TASK INSTRUCTIONS:
Give the entries again, word for word.

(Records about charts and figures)
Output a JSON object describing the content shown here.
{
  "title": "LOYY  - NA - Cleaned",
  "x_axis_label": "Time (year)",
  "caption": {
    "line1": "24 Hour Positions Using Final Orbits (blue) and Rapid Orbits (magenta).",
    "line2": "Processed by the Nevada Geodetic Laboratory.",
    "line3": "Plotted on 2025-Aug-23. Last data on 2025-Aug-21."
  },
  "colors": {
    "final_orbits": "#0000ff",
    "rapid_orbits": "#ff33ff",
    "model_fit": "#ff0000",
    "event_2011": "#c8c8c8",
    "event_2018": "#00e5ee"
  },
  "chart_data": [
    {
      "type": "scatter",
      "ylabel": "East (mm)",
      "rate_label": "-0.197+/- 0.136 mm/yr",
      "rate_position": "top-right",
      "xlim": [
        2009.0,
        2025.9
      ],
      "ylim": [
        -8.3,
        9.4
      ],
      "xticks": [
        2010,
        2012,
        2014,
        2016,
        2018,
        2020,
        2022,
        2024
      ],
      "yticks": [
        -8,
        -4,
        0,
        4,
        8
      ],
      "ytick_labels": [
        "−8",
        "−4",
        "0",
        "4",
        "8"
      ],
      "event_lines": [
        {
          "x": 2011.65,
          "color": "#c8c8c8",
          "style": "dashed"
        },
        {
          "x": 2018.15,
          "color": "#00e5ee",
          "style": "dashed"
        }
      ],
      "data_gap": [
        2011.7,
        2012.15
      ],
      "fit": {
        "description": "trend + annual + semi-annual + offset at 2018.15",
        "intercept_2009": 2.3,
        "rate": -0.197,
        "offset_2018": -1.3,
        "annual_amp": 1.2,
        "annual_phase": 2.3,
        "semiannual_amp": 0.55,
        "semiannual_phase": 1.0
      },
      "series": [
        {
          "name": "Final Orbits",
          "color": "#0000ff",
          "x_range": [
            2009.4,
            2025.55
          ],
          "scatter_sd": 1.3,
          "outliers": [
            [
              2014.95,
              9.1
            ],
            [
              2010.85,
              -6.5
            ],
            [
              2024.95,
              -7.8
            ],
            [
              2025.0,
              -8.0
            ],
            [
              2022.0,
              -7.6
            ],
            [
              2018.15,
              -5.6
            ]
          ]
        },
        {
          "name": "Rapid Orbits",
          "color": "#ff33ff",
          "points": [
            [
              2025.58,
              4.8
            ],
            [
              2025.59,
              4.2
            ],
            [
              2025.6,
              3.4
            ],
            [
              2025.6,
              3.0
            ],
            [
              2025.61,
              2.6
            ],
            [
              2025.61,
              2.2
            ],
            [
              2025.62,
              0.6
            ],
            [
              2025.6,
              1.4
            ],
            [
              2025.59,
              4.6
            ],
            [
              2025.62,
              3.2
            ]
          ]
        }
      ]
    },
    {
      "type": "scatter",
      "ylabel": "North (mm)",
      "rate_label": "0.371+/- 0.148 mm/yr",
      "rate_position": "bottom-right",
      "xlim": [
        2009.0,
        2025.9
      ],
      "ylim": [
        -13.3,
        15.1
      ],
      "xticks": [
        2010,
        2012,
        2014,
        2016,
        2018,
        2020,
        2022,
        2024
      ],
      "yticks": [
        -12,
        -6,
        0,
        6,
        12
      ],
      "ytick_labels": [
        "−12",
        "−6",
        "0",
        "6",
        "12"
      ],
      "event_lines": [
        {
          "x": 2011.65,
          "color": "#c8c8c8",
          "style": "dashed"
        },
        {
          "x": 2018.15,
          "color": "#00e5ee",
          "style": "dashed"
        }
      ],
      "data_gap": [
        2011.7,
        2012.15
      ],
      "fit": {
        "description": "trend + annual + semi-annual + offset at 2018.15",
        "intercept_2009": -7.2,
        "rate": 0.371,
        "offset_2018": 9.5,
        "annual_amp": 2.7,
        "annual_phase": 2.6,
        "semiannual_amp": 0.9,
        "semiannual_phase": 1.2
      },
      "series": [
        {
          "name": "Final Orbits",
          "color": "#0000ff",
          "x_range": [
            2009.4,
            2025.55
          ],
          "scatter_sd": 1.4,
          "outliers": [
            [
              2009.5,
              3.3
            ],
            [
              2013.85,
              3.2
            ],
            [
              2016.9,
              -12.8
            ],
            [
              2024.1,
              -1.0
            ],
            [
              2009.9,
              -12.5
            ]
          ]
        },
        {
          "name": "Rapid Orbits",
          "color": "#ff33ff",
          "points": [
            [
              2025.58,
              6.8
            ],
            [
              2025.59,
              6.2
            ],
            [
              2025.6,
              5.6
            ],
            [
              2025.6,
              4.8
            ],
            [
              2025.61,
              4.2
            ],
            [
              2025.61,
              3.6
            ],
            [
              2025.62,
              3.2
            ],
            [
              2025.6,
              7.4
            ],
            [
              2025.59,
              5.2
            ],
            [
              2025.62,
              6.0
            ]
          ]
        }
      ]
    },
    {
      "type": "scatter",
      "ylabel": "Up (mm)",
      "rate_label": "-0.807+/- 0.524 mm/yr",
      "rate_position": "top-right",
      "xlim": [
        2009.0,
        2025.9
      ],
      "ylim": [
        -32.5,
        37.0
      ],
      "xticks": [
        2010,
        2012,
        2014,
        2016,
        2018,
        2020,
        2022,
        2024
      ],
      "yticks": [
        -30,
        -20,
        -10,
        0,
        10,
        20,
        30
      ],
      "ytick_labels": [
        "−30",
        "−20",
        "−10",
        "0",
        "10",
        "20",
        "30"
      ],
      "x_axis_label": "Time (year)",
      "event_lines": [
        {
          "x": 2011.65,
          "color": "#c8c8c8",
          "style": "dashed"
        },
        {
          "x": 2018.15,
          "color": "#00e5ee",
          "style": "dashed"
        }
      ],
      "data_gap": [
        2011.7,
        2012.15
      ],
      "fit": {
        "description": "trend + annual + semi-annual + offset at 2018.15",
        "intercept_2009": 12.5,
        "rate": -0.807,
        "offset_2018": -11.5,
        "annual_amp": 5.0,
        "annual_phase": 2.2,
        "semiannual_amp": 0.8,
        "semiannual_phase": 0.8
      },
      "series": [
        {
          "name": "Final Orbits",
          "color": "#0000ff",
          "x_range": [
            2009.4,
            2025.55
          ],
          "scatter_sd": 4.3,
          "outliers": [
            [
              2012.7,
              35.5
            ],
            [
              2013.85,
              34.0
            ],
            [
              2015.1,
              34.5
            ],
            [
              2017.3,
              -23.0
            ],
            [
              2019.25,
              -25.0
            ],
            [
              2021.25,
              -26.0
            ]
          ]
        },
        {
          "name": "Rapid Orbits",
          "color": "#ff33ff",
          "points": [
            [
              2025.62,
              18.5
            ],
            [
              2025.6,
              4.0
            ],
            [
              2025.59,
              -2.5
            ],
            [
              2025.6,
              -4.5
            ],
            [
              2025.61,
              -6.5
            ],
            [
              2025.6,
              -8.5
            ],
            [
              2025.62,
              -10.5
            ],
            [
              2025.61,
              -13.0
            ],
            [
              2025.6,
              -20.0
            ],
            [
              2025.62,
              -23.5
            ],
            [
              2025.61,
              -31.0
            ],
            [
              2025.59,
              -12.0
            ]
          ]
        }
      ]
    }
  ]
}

RESULT OF THIS TASK:
Output a JSON object describing the content shown here.
{
  "title": "LOYY  - NA - Cleaned",
  "x_axis_label": "Time (year)",
  "caption": {
    "line1": "24 Hour Positions Using Final Orbits (blue) and Rapid Orbits (magenta).",
    "line2": "Processed by the Nevada Geodetic Laboratory.",
    "line3": "Plotted on 2025-Aug-23. Last data on 2025-Aug-21."
  },
  "colors": {
    "final_orbits": "#0000ff",
    "rapid_orbits": "#ff33ff",
    "model_fit": "#ff0000",
    "event_2011": "#c8c8c8",
    "event_2018": "#00e5ee"
  },
  "chart_data": [
    {
      "type": "scatter",
      "ylabel": "East (mm)",
      "rate_label": "-0.197+/- 0.136 mm/yr",
      "rate_position": "top-right",
      "xlim": [
        2009.0,
        2025.9
      ],
      "ylim": [
        -8.3,
        9.4
      ],
      "xticks": [
        2010,
        2012,
        2014,
        2016,
        2018,
        2020,
        2022,
        2024
      ],
      "yticks": [
        -8,
        -4,
        0,
        4,
        8
      ],
      "ytick_labels": [
        "−8",
        "−4",
        "0",
        "4",
        "8"
      ],
      "event_lines": [
        {
          "x": 2011.65,
          "color": "#c8c8c8",
          "style": "dashed"
        },
        {
          "x": 2018.15,
          "color": "#00e5ee",
          "style": "dashed"
        }
      ],
      "data_gap": [
        2011.7,
        2012.15
      ],
      "fit": {
        "description": "trend + annual + semi-annual + offset at 2018.15",
        "intercept_2009": 2.3,
        "rate": -0.197,
        "offset_2018": -1.3,
        "annual_amp": 1.2,
        "annual_phase": 2.3,
        "semiannual_amp": 0.55,
        "semiannual_phase": 1.0
      },
      "series": [
        {
          "name": "Final Orbits",
          "color": "#0000ff",
          "x_range": [
            2009.4,
            2025.55
          ],
          "scatter_sd": 1.3,
          "outliers": [
            [
              2014.95,
              9.1
            ],
            [
              2010.85,
              -6.5
            ],
            [
              2024.95,
              -7.8
            ],
            [
              2025.0,
              -8.0
            ],
            [
              2022.0,
              -7.6
            ],
            [
              2018.15,
              -5.6
            ]
          ]
        },
        {
          "name": "Rapid Orbits",
          "color": "#ff33ff",
          "points": [
            [
              2025.58,
              4.8
            ],
            [
              2025.59,
              4.2
            ],
            [
              2025.6,
              3.4
            ],
            [
              2025.6,
              3.0
            ],
            [
              2025.61,
              2.6
            ],
            [
              2025.61,
              2.2
            ],
            [
              2025.62,
              0.6
            ],
            [
              2025.6,
              1.4
            ],
            [
              2025.59,
              4.6
            ],
            [
              2025.62,
              3.2
            ]
          ]
        }
      ]
    },
    {
      "type": "scatter",
      "ylabel": "North (mm)",
      "rate_label": "0.371+/- 0.148 mm/yr",
      "rate_position": "bottom-right",
      "xlim": [
        2009.0,
        2025.9
      ],
      "ylim": [
        -13.3,
        15.1
      ],
      "xticks": [
        2010,
        2012,
        2014,
        2016,
        2018,
        2020,
        2022,
        2024
      ],
      "yticks": [
        -12,
        -6,
        0,
        6,
        12
      ],
      "ytick_labels": [
        "−12",
        "−6",
        "0",
        "6",
        "12"
      ],
      "event_lines": [
        {
          "x": 2011.65,
          "color": "#c8c8c8",
          "style": "dashed"
        },
        {
          "x": 2018.15,
          "color": "#00e5ee",
          "style": "dashed"
        }
      ],
      "data_gap": [
        2011.7,
        2012.15
      ],
      "fit": {
        "description": "trend + annual + semi-annual + offset at 2018.15",
        "intercept_2009": -7.2,
        "rate": 0.371,
        "offset_2018": 9.5,
        "annual_amp": 2.7,
        "annual_phase": 2.6,
        "semiannual_amp": 0.9,
        "semiannual_phase": 1.2
      },
      "series": [
        {
          "name": "Final Orbits",
          "color": "#0000ff",
          "x_range": [
            2009.4,
            2025.55
          ],
          "scatter_sd": 1.4,
          "outliers": [
            [
              2009.5,
              3.3
            ],
            [
              2013.85,
              3.2
            ],
            [
              2016.9,
              -12.8
            ],
            [
              2024.1,
              -1.0
            ],
            [
              2009.9,
              -12.5
            ]
          ]
        },
        {
          "name": "Rapid Orbits",
          "color": "#ff33ff",
          "points": [
            [
              2025.58,
              6.8
            ],
            [
              2025.59,
              6.2
            ],
            [
              2025.6,
              5.6
            ],
            [
              2025.6,
              4.8
            ],
            [
              2025.61,
              4.2
            ],
            [
              2025.61,
              3.6
            ],
            [
              2025.62,
              3.2
            ],
            [
              2025.6,
              7.4
            ],
            [
              2025.59,
              5.2
            ],
            [
              2025.62,
              6.0
            ]
          ]
        }
      ]
    },
    {
      "type": "scatter",
      "ylabel": "Up (mm)",
      "rate_label": "-0.807+/- 0.524 mm/yr",
      "rate_position": "top-right",
      "xlim": [
        2009.0,
        2025.9
      ],
      "ylim": [
        -32.5,
        37.0
      ],
      "xticks": [
        2010,
        2012,
        2014,
        2016,
        2018,
        2020,
        2022,
        2024
      ],
      "yticks": [
        -30,
        -20,
        -10,
        0,
        10,
        20,
        30
      ],
      "ytick_labels": [
        "−30",
        "−20",
        "−10",
        "0",
        "10",
        "20",
        "30"
      ],
      "x_axis_label": "Time (year)",
      "event_lines": [
        {
          "x": 2011.65,
          "color": "#c8c8c8",
          "style": "dashed"
        },
        {
          "x": 2018.15,
          "color": "#00e5ee",
          "style": "dashed"
        }
      ],
      "data_gap": [
        2011.7,
        2012.15
      ],
      "fit": {
        "description": "trend + annual + semi-annual + offset at 2018.15",
        "intercept_2009": 12.5,
        "rate": -0.807,
        "offset_2018": -11.5,
        "annual_amp": 5.0,
        "annual_phase": 2.2,
        "semiannual_amp": 0.8,
        "semiannual_phase": 0.8
      },
      "series": [
        {
          "name": "Final Orbits",
          "color": "#0000ff",
          "x_range": [
            2009.4,
            2025.55
          ],
          "scatter_sd": 4.3,
          "outliers": [
            [
              2012.7,
              35.5
            ],
            [
              2013.85,
              34.0
            ],
            [
              2015.1,
              34.5
            ],
            [
              2017.3,
              -23.0
            ],
            [
              2019.25,
              -25.0
            ],
            [
              2021.25,
              -26.0
            ]
          ]
        },
        {
          "name": "Rapid Orbits",
          "color": "#ff33ff",
          "points": [
            [
              2025.62,
              18.5
            ],
            [
              2025.6,
              4.0
            ],
            [
              2025.59,
              -2.5
            ],
            [
              2025.6,
              -4.5
            ],
            [
              2025.61,
              -6.5
            ],
            [
              2025.6,
              -8.5
            ],
            [
              2025.62,
              -10.5
            ],
            [
              2025.61,
              -13.0
            ],
            [
              2025.6,
              -20.0
            ],
            [
              2025.62,
              -23.5
            ],
            [
              2025.61,
              -31.0
            ],
            [
              2025.59,
              -12.0
            ]
          ]
        }
      ]
    }
  ]
}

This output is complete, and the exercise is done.